Your objective:
Type out the complete listing below word for word, without its pictures.

Recorded information:
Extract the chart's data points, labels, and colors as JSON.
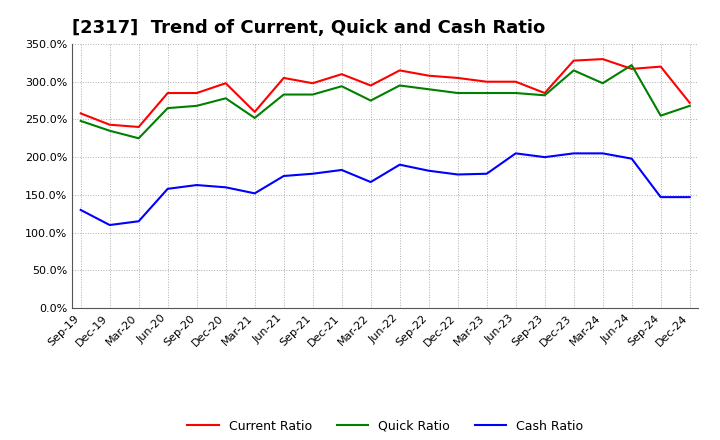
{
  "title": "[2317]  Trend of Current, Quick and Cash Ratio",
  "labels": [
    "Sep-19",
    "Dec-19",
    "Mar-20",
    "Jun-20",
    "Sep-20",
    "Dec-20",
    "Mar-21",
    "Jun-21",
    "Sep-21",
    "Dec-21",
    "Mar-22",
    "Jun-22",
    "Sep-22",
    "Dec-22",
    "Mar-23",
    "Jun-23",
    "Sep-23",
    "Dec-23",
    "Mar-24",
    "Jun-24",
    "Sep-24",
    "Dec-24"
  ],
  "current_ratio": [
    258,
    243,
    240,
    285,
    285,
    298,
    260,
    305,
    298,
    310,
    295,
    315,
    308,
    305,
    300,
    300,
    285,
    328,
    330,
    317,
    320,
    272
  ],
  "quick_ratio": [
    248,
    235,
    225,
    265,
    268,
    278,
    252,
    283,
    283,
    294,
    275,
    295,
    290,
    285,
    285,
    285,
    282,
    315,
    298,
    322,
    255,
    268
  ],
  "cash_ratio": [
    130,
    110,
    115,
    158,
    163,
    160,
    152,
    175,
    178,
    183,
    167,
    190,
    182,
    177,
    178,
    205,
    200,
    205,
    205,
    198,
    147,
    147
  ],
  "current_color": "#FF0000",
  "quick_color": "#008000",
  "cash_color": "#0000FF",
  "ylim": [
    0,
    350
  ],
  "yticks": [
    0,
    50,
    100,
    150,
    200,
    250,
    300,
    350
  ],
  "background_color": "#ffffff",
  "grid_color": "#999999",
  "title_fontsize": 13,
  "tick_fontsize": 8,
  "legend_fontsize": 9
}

Complete output:
Extract the chart's data points, labels, and colors as JSON.
{
  "title": "[2317]  Trend of Current, Quick and Cash Ratio",
  "labels": [
    "Sep-19",
    "Dec-19",
    "Mar-20",
    "Jun-20",
    "Sep-20",
    "Dec-20",
    "Mar-21",
    "Jun-21",
    "Sep-21",
    "Dec-21",
    "Mar-22",
    "Jun-22",
    "Sep-22",
    "Dec-22",
    "Mar-23",
    "Jun-23",
    "Sep-23",
    "Dec-23",
    "Mar-24",
    "Jun-24",
    "Sep-24",
    "Dec-24"
  ],
  "current_ratio": [
    258,
    243,
    240,
    285,
    285,
    298,
    260,
    305,
    298,
    310,
    295,
    315,
    308,
    305,
    300,
    300,
    285,
    328,
    330,
    317,
    320,
    272
  ],
  "quick_ratio": [
    248,
    235,
    225,
    265,
    268,
    278,
    252,
    283,
    283,
    294,
    275,
    295,
    290,
    285,
    285,
    285,
    282,
    315,
    298,
    322,
    255,
    268
  ],
  "cash_ratio": [
    130,
    110,
    115,
    158,
    163,
    160,
    152,
    175,
    178,
    183,
    167,
    190,
    182,
    177,
    178,
    205,
    200,
    205,
    205,
    198,
    147,
    147
  ],
  "current_color": "#FF0000",
  "quick_color": "#008000",
  "cash_color": "#0000FF",
  "ylim": [
    0,
    350
  ],
  "yticks": [
    0,
    50,
    100,
    150,
    200,
    250,
    300,
    350
  ],
  "background_color": "#ffffff",
  "grid_color": "#999999",
  "title_fontsize": 13,
  "tick_fontsize": 8,
  "legend_fontsize": 9
}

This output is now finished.